| Written exercise |
Retype all material exactly. Pictures stay out of the copy.

☆ ☆ ☆ ☆ ☆

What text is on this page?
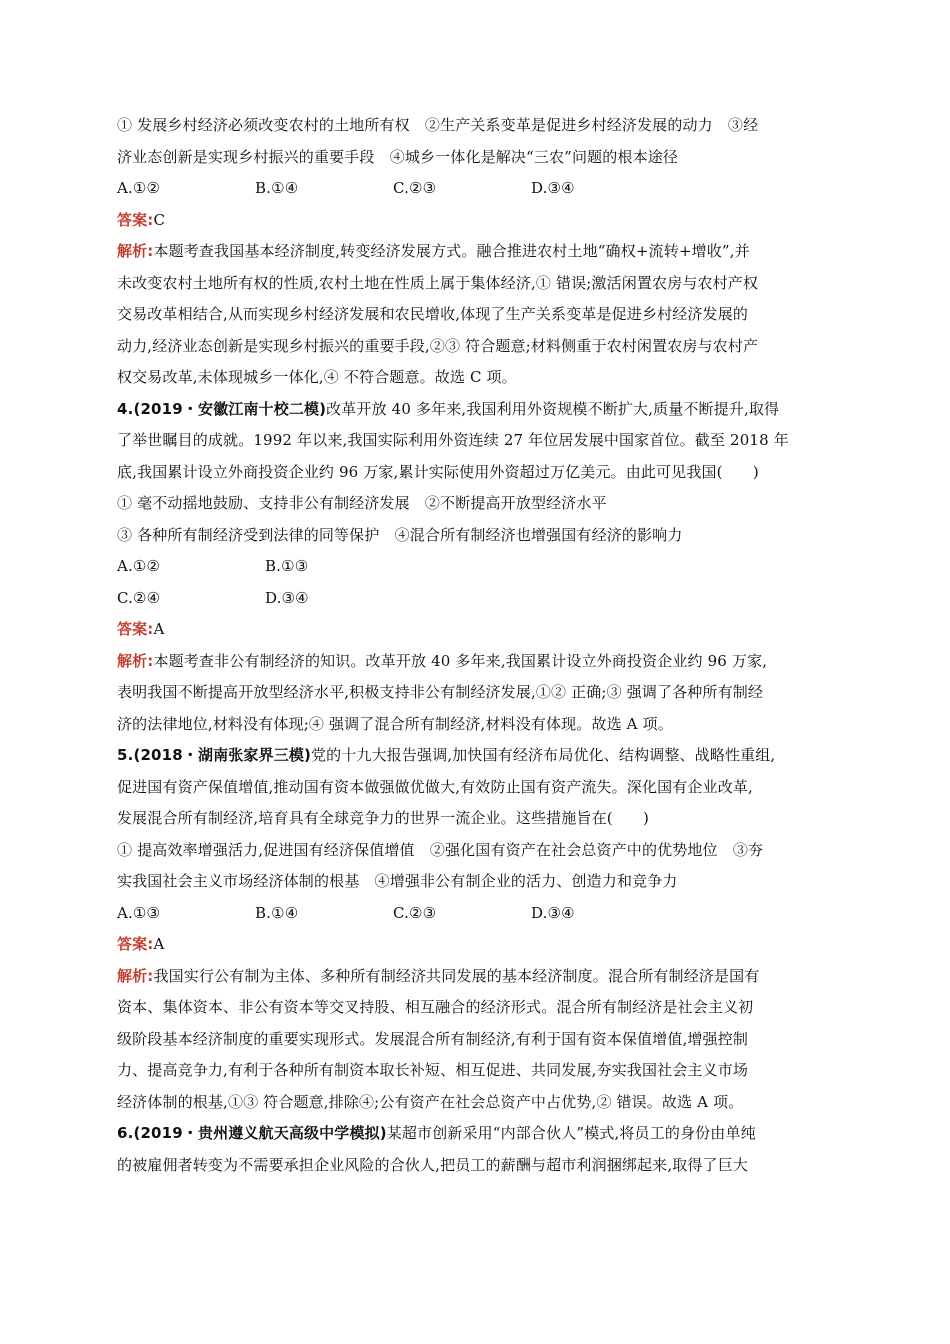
① 发展乡村经济必须改变农村的土地所有权　②生产关系变革是促进乡村经济发展的动力　③经
济业态创新是实现乡村振兴的重要手段　④城乡一体化是解决“三农”问题的根本途径
A.①②	B.①④	C.②③	D.③④
答案:C
解析:本题考查我国基本经济制度,转变经济发展方式。融合推进农村土地“确权+流转+增收”,并
未改变农村土地所有权的性质,农村土地在性质上属于集体经济,① 错误;激活闲置农房与农村产权
交易改革相结合,从而实现乡村经济发展和农民增收,体现了生产关系变革是促进乡村经济发展的
动力,经济业态创新是实现乡村振兴的重要手段,②③ 符合题意;材料侧重于农村闲置农房与农村产
权交易改革,未体现城乡一体化,④ 不符合题意。故选 C 项。
4.(2019・安徽江南十校二模)改革开放 40 多年来,我国利用外资规模不断扩大,质量不断提升,取得
了举世瞩目的成就。1992 年以来,我国实际利用外资连续 27 年位居发展中国家首位。截至 2018 年
底,我国累计设立外商投资企业约 96 万家,累计实际使用外资超过万亿美元。由此可见我国(　　)
① 毫不动摇地鼓励、支持非公有制经济发展　②不断提高开放型经济水平
③ 各种所有制经济受到法律的同等保护　④混合所有制经济也增强国有经济的影响力
A.①②	B.①③
C.②④	D.③④
答案:A
解析:本题考查非公有制经济的知识。改革开放 40 多年来,我国累计设立外商投资企业约 96 万家,
表明我国不断提高开放型经济水平,积极支持非公有制经济发展,①② 正确;③ 强调了各种所有制经
济的法律地位,材料没有体现;④ 强调了混合所有制经济,材料没有体现。故选 A 项。
5.(2018・湖南张家界三模)党的十九大报告强调,加快国有经济布局优化、结构调整、战略性重组,
促进国有资产保值增值,推动国有资本做强做优做大,有效防止国有资产流失。深化国有企业改革,
发展混合所有制经济,培育具有全球竞争力的世界一流企业。这些措施旨在(　　)
① 提高效率增强活力,促进国有经济保值增值　②强化国有资产在社会总资产中的优势地位　③夯
实我国社会主义市场经济体制的根基　④增强非公有制企业的活力、创造力和竞争力
A.①③	B.①④	C.②③	D.③④
答案:A
解析:我国实行公有制为主体、多种所有制经济共同发展的基本经济制度。混合所有制经济是国有
资本、集体资本、非公有资本等交叉持股、相互融合的经济形式。混合所有制经济是社会主义初
级阶段基本经济制度的重要实现形式。发展混合所有制经济,有利于国有资本保值增值,增强控制
力、提高竞争力,有利于各种所有制资本取长补短、相互促进、共同发展,夯实我国社会主义市场
经济体制的根基,①③ 符合题意,排除④;公有资产在社会总资产中占优势,② 错误。故选 A 项。
6.(2019・贵州遵义航天高级中学模拟)某超市创新采用“内部合伙人”模式,将员工的身份由单纯
的被雇佣者转变为不需要承担企业风险的合伙人,把员工的薪酬与超市利润捆绑起来,取得了巨大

☆ ☆ ☆ ☆ ☆

| Result below |
What text is on this page?
① 发展乡村经济必须改变农村的土地所有权　②生产关系变革是促进乡村经济发展的动力　③经
济业态创新是实现乡村振兴的重要手段　④城乡一体化是解决“三农”问题的根本途径
A.①②	B.①④	C.②③	D.③④
答案:C
解析:本题考查我国基本经济制度,转变经济发展方式。融合推进农村土地“确权+流转+增收”,并
未改变农村土地所有权的性质,农村土地在性质上属于集体经济,① 错误;激活闲置农房与农村产权
交易改革相结合,从而实现乡村经济发展和农民增收,体现了生产关系变革是促进乡村经济发展的
动力,经济业态创新是实现乡村振兴的重要手段,②③ 符合题意;材料侧重于农村闲置农房与农村产
权交易改革,未体现城乡一体化,④ 不符合题意。故选 C 项。
4.(2019・安徽江南十校二模)改革开放 40 多年来,我国利用外资规模不断扩大,质量不断提升,取得
了举世瞩目的成就。1992 年以来,我国实际利用外资连续 27 年位居发展中国家首位。截至 2018 年
底,我国累计设立外商投资企业约 96 万家,累计实际使用外资超过万亿美元。由此可见我国(　　)
① 毫不动摇地鼓励、支持非公有制经济发展　②不断提高开放型经济水平
③ 各种所有制经济受到法律的同等保护　④混合所有制经济也增强国有经济的影响力
A.①②	B.①③
C.②④	D.③④
答案:A
解析:本题考查非公有制经济的知识。改革开放 40 多年来,我国累计设立外商投资企业约 96 万家,
表明我国不断提高开放型经济水平,积极支持非公有制经济发展,①② 正确;③ 强调了各种所有制经
济的法律地位,材料没有体现;④ 强调了混合所有制经济,材料没有体现。故选 A 项。
5.(2018・湖南张家界三模)党的十九大报告强调,加快国有经济布局优化、结构调整、战略性重组,
促进国有资产保值增值,推动国有资本做强做优做大,有效防止国有资产流失。深化国有企业改革,
发展混合所有制经济,培育具有全球竞争力的世界一流企业。这些措施旨在(　　)
① 提高效率增强活力,促进国有经济保值增值　②强化国有资产在社会总资产中的优势地位　③夯
实我国社会主义市场经济体制的根基　④增强非公有制企业的活力、创造力和竞争力
A.①③	B.①④	C.②③	D.③④
答案:A
解析:我国实行公有制为主体、多种所有制经济共同发展的基本经济制度。混合所有制经济是国有
资本、集体资本、非公有资本等交叉持股、相互融合的经济形式。混合所有制经济是社会主义初
级阶段基本经济制度的重要实现形式。发展混合所有制经济,有利于国有资本保值增值,增强控制
力、提高竞争力,有利于各种所有制资本取长补短、相互促进、共同发展,夯实我国社会主义市场
经济体制的根基,①③ 符合题意,排除④;公有资产在社会总资产中占优势,② 错误。故选 A 项。
6.(2019・贵州遵义航天高级中学模拟)某超市创新采用“内部合伙人”模式,将员工的身份由单纯
的被雇佣者转变为不需要承担企业风险的合伙人,把员工的薪酬与超市利润捆绑起来,取得了巨大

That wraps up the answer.